Raw records:
* * *

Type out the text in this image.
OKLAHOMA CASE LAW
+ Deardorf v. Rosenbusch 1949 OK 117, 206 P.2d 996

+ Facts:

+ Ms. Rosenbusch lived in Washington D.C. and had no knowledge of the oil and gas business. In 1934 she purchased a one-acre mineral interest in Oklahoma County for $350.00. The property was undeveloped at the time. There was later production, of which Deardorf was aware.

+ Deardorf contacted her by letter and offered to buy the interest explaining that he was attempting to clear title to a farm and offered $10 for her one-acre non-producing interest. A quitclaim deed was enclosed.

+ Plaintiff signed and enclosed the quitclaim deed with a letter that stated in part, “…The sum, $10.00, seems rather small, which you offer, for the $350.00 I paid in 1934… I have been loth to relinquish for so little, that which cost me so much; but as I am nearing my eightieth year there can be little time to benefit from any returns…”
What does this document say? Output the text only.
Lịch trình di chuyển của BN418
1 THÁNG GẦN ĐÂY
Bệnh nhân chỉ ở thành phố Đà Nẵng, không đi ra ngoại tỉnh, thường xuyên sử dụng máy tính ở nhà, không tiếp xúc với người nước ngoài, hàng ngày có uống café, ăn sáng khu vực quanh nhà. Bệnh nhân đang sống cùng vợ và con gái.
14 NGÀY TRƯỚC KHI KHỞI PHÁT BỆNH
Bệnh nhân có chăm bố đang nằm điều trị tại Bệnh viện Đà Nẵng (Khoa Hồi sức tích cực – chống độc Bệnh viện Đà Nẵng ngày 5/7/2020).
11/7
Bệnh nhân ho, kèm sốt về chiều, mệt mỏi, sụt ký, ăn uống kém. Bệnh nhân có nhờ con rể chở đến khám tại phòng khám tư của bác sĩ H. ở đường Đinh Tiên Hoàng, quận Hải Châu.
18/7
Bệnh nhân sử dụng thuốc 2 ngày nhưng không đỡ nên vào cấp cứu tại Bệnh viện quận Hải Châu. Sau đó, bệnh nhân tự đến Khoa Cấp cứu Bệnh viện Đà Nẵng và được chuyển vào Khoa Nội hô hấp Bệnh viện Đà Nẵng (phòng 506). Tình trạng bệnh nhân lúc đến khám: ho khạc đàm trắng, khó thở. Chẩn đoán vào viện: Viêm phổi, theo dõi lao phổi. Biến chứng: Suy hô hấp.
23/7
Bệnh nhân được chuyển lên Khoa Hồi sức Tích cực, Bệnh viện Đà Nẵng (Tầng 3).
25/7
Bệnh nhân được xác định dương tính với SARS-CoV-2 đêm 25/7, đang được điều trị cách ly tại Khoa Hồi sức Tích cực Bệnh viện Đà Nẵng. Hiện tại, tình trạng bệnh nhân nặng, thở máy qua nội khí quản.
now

* * *

* [Problem requirements] In the listing, find all lines with the string "khám" and copy them.

* [Output for this task]
Bệnh nhân ho, kèm sốt về chiều, mệt mỏi, sụt ký, ăn uống kém. Bệnh nhân có nhờ con rể chở đến khám tại phòng khám tư của bác sĩ H. ở đường Đinh Tiên Hoàng, quận Hải Châu.
Bệnh nhân sử dụng thuốc 2 ngày nhưng không đỡ nên vào cấp cứu tại Bệnh viện quận Hải Châu. Sau đó, bệnh nhân tự đến Khoa Cấp cứu Bệnh viện Đà Nẵng và được chuyển vào Khoa Nội hô hấp Bệnh viện Đà Nẵng (phòng 506). Tình trạng bệnh nhân lúc đến khám: ho khạc đàm trắng, khó thở. Chẩn đoán vào viện: Viêm phổi, theo dõi lao phổi. Biến chứng: Suy hô hấp.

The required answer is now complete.